» DESCRIPTION OF THE TASK: All of the listing below must be repeated word for word. Pictures are the only thing to omit.

━━ EXERCISE MATERIAL ━━

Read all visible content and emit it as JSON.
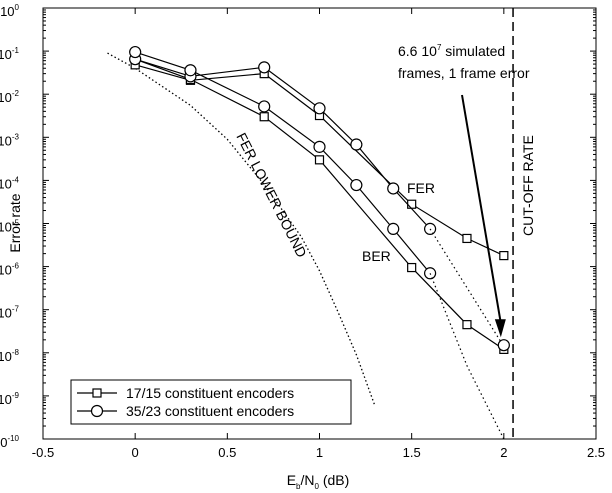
{
  "chart_data": {
    "type": "line",
    "title": "",
    "xlabel": "E_b/N_0 (dB)",
    "xlabel_parts": {
      "base": "E",
      "sub1": "b",
      "mid": "/N",
      "sub2": "0",
      "tail": " (dB)"
    },
    "ylabel": "Error rate",
    "xlim": [
      -0.5,
      2.5
    ],
    "ylim_log10": [
      -10,
      0
    ],
    "y_scale": "log",
    "x_ticks": [
      "-0.5",
      "0",
      "0.5",
      "1",
      "1.5",
      "2",
      "2.5"
    ],
    "x_tick_values": [
      -0.5,
      0,
      0.5,
      1,
      1.5,
      2,
      2.5
    ],
    "y_tick_exponents": [
      "0",
      "-1",
      "-2",
      "-3",
      "-4",
      "-5",
      "-6",
      "-7",
      "-8",
      "-9",
      "-10"
    ],
    "y_tick_base": "10",
    "series": [
      {
        "name": "17/15 constituent encoders",
        "marker": "square",
        "curves": [
          {
            "label": "FER",
            "x": [
              0,
              0.3,
              0.7,
              1.0,
              1.5,
              1.8,
              2.0
            ],
            "y": [
              0.048,
              0.021,
              0.03,
              0.0032,
              2.8e-05,
              4.5e-06,
              1.8e-06
            ]
          },
          {
            "label": "BER",
            "x": [
              0,
              0.3,
              0.7,
              1.0,
              1.5,
              1.8,
              2.0
            ],
            "y": [
              0.065,
              0.022,
              0.003,
              0.0003,
              9.5e-07,
              4.5e-08,
              1.2e-08
            ]
          }
        ]
      },
      {
        "name": "35/23 constituent encoders",
        "marker": "circle",
        "curves": [
          {
            "label": "FER",
            "x": [
              0,
              0.3,
              0.7,
              1.0,
              1.2,
              1.4,
              1.6
            ],
            "y": [
              0.065,
              0.026,
              0.042,
              0.0047,
              0.00068,
              6.5e-05,
              7.5e-06
            ]
          },
          {
            "label": "BER",
            "x": [
              0,
              0.3,
              0.7,
              1.0,
              1.2,
              1.4,
              1.6
            ],
            "y": [
              0.095,
              0.036,
              0.0052,
              0.0006,
              7.8e-05,
              7.5e-06,
              7e-07
            ]
          }
        ],
        "extrapolations": [
          {
            "x": [
              1.6,
              2.0
            ],
            "y": [
              7.5e-06,
              1.4e-08
            ]
          },
          {
            "x": [
              1.6,
              1.8,
              2.0
            ],
            "y": [
              7e-07,
              5e-09,
              1e-10
            ]
          }
        ],
        "final_point": {
          "x": 2.0,
          "y": 1.5e-08
        }
      }
    ],
    "lower_bound": {
      "label": "FER LOWER BOUND",
      "x": [
        -0.15,
        0.0,
        0.3,
        0.5,
        0.7,
        0.9,
        1.0,
        1.1,
        1.2,
        1.3
      ],
      "y": [
        0.09,
        0.04,
        0.0055,
        0.0009,
        8e-05,
        5e-06,
        8e-07,
        9e-08,
        9e-09,
        6e-10
      ]
    },
    "cutoff": {
      "label": "CUT-OFF RATE",
      "x": 2.05
    },
    "annotations": {
      "fer_label": "FER",
      "ber_label": "BER",
      "note_line1_prefix": "6.6 10",
      "note_line1_sup": "7",
      "note_line1_suffix": " simulated",
      "note_line2": "frames, 1 frame error"
    },
    "legend_position": "bottom-left",
    "grid": false,
    "colors": {
      "line": "#000000",
      "background": "#ffffff"
    }
  }
}
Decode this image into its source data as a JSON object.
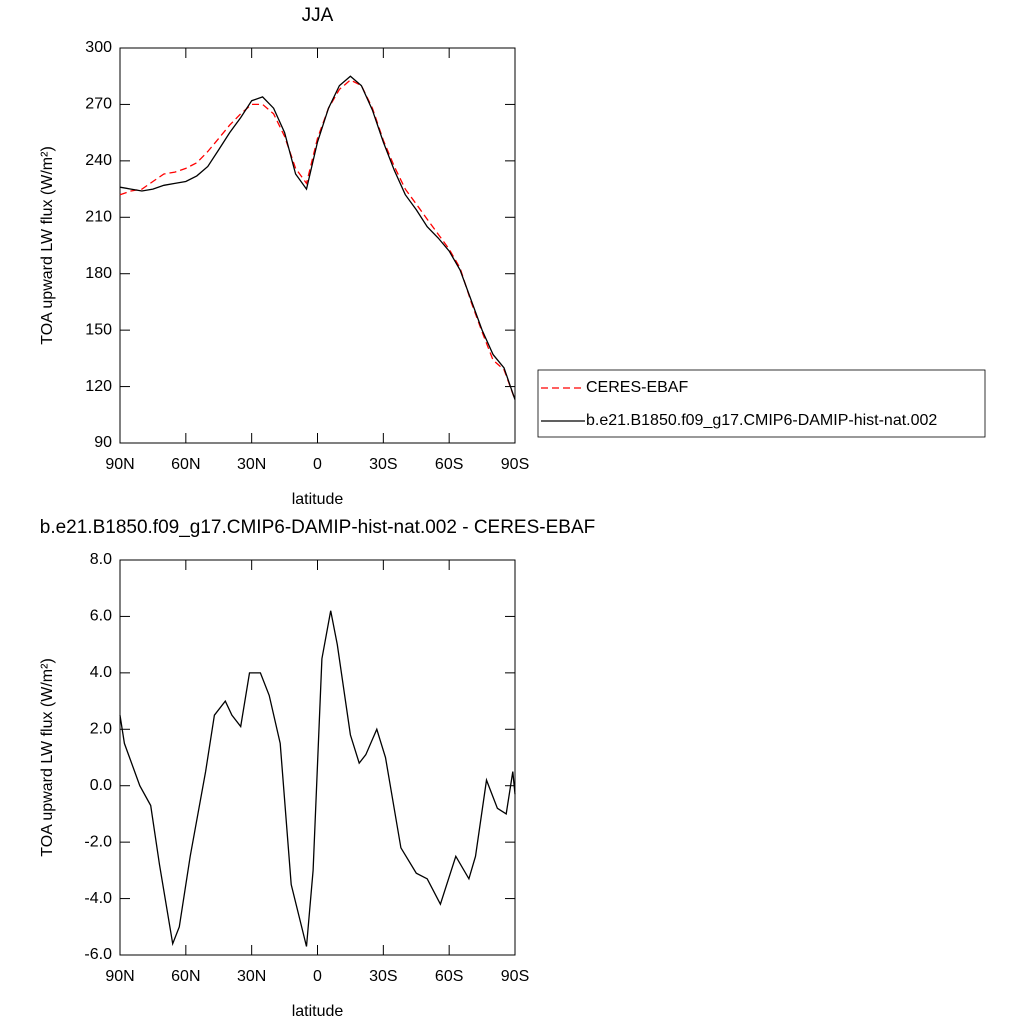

━━━

» ANSWER FOR THIS EXERCISE:
Read all visible content and emit it as JSON.
{
  "chart_data": {
    "type": "line",
    "title": "",
    "xlabel": "E_b/N_0 (dB)",
    "xlabel_parts": {
      "base": "E",
      "sub1": "b",
      "mid": "/N",
      "sub2": "0",
      "tail": " (dB)"
    },
    "ylabel": "Error rate",
    "xlim": [
      -0.5,
      2.5
    ],
    "ylim_log10": [
      -10,
      0
    ],
    "y_scale": "log",
    "x_ticks": [
      "-0.5",
      "0",
      "0.5",
      "1",
      "1.5",
      "2",
      "2.5"
    ],
    "x_tick_values": [
      -0.5,
      0,
      0.5,
      1,
      1.5,
      2,
      2.5
    ],
    "y_tick_exponents": [
      "0",
      "-1",
      "-2",
      "-3",
      "-4",
      "-5",
      "-6",
      "-7",
      "-8",
      "-9",
      "-10"
    ],
    "y_tick_base": "10",
    "series": [
      {
        "name": "17/15 constituent encoders",
        "marker": "square",
        "curves": [
          {
            "label": "FER",
            "x": [
              0,
              0.3,
              0.7,
              1.0,
              1.5,
              1.8,
              2.0
            ],
            "y": [
              0.048,
              0.021,
              0.03,
              0.0032,
              2.8e-05,
              4.5e-06,
              1.8e-06
            ]
          },
          {
            "label": "BER",
            "x": [
              0,
              0.3,
              0.7,
              1.0,
              1.5,
              1.8,
              2.0
            ],
            "y": [
              0.065,
              0.022,
              0.003,
              0.0003,
              9.5e-07,
              4.5e-08,
              1.2e-08
            ]
          }
        ]
      },
      {
        "name": "35/23 constituent encoders",
        "marker": "circle",
        "curves": [
          {
            "label": "FER",
            "x": [
              0,
              0.3,
              0.7,
              1.0,
              1.2,
              1.4,
              1.6
            ],
            "y": [
              0.065,
              0.026,
              0.042,
              0.0047,
              0.00068,
              6.5e-05,
              7.5e-06
            ]
          },
          {
            "label": "BER",
            "x": [
              0,
              0.3,
              0.7,
              1.0,
              1.2,
              1.4,
              1.6
            ],
            "y": [
              0.095,
              0.036,
              0.0052,
              0.0006,
              7.8e-05,
              7.5e-06,
              7e-07
            ]
          }
        ],
        "extrapolations": [
          {
            "x": [
              1.6,
              2.0
            ],
            "y": [
              7.5e-06,
              1.4e-08
            ]
          },
          {
            "x": [
              1.6,
              1.8,
              2.0
            ],
            "y": [
              7e-07,
              5e-09,
              1e-10
            ]
          }
        ],
        "final_point": {
          "x": 2.0,
          "y": 1.5e-08
        }
      }
    ],
    "lower_bound": {
      "label": "FER LOWER BOUND",
      "x": [
        -0.15,
        0.0,
        0.3,
        0.5,
        0.7,
        0.9,
        1.0,
        1.1,
        1.2,
        1.3
      ],
      "y": [
        0.09,
        0.04,
        0.0055,
        0.0009,
        8e-05,
        5e-06,
        8e-07,
        9e-08,
        9e-09,
        6e-10
      ]
    },
    "cutoff": {
      "label": "CUT-OFF RATE",
      "x": 2.05
    },
    "annotations": {
      "fer_label": "FER",
      "ber_label": "BER",
      "note_line1_prefix": "6.6 10",
      "note_line1_sup": "7",
      "note_line1_suffix": " simulated",
      "note_line2": "frames, 1 frame error"
    },
    "legend_position": "bottom-left",
    "grid": false,
    "colors": {
      "line": "#000000",
      "background": "#ffffff"
    }
  }
}
Decode this image into its source data as a JSON object.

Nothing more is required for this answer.